● Task prompt
Below are entries to be transcribed exactly; exclude the pictures from the copy.

● The input
···
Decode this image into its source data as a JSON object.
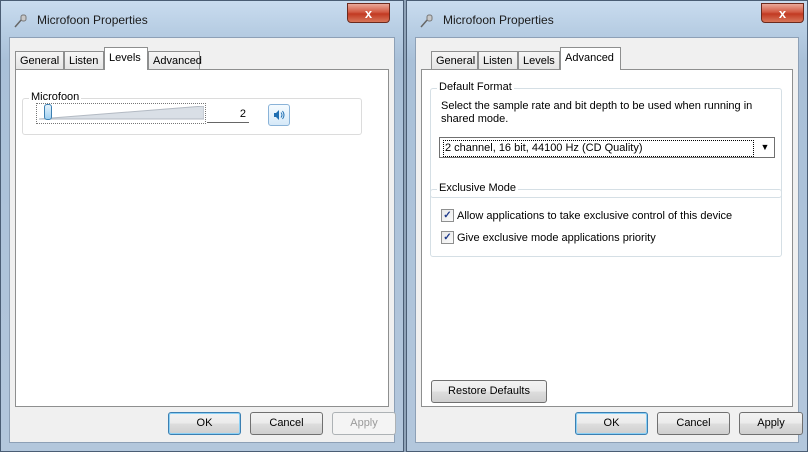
{
  "left_window": {
    "title": "Microfoon Properties",
    "close_label": "x",
    "tabs": [
      {
        "label": "General"
      },
      {
        "label": "Listen"
      },
      {
        "label": "Levels",
        "active": true
      },
      {
        "label": "Advanced"
      }
    ],
    "levels": {
      "group_label": "Microfoon",
      "level_value": "2",
      "level_fraction": 0.02,
      "speaker_icon": "speaker-icon"
    },
    "buttons": {
      "ok": "OK",
      "cancel": "Cancel",
      "apply": "Apply"
    }
  },
  "right_window": {
    "title": "Microfoon Properties",
    "close_label": "x",
    "tabs": [
      {
        "label": "General"
      },
      {
        "label": "Listen"
      },
      {
        "label": "Levels"
      },
      {
        "label": "Advanced",
        "active": true
      }
    ],
    "default_format": {
      "group_label": "Default Format",
      "description": "Select the sample rate and bit depth to be used when running in shared mode.",
      "selected": "2 channel, 16 bit, 44100 Hz (CD Quality)"
    },
    "exclusive_mode": {
      "group_label": "Exclusive Mode",
      "options": [
        {
          "label": "Allow applications to take exclusive control of this device",
          "checked": true
        },
        {
          "label": "Give exclusive mode applications priority",
          "checked": true
        }
      ]
    },
    "restore_defaults": "Restore Defaults",
    "buttons": {
      "ok": "OK",
      "cancel": "Cancel",
      "apply": "Apply"
    }
  },
  "colors": {
    "accent": "#3c7fb1",
    "close": "#c23a22",
    "checkmark": "#1e3a8a"
  }
}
···
● Exercise answer
Decode this image into its source data as a JSON object.
{
  "left_window": {
    "title": "Microfoon Properties",
    "close_label": "x",
    "tabs": [
      {
        "label": "General"
      },
      {
        "label": "Listen"
      },
      {
        "label": "Levels",
        "active": true
      },
      {
        "label": "Advanced"
      }
    ],
    "levels": {
      "group_label": "Microfoon",
      "level_value": "2",
      "level_fraction": 0.02,
      "speaker_icon": "speaker-icon"
    },
    "buttons": {
      "ok": "OK",
      "cancel": "Cancel",
      "apply": "Apply"
    }
  },
  "right_window": {
    "title": "Microfoon Properties",
    "close_label": "x",
    "tabs": [
      {
        "label": "General"
      },
      {
        "label": "Listen"
      },
      {
        "label": "Levels"
      },
      {
        "label": "Advanced",
        "active": true
      }
    ],
    "default_format": {
      "group_label": "Default Format",
      "description": "Select the sample rate and bit depth to be used when running in shared mode.",
      "selected": "2 channel, 16 bit, 44100 Hz (CD Quality)"
    },
    "exclusive_mode": {
      "group_label": "Exclusive Mode",
      "options": [
        {
          "label": "Allow applications to take exclusive control of this device",
          "checked": true
        },
        {
          "label": "Give exclusive mode applications priority",
          "checked": true
        }
      ]
    },
    "restore_defaults": "Restore Defaults",
    "buttons": {
      "ok": "OK",
      "cancel": "Cancel",
      "apply": "Apply"
    }
  },
  "colors": {
    "accent": "#3c7fb1",
    "close": "#c23a22",
    "checkmark": "#1e3a8a"
  }
}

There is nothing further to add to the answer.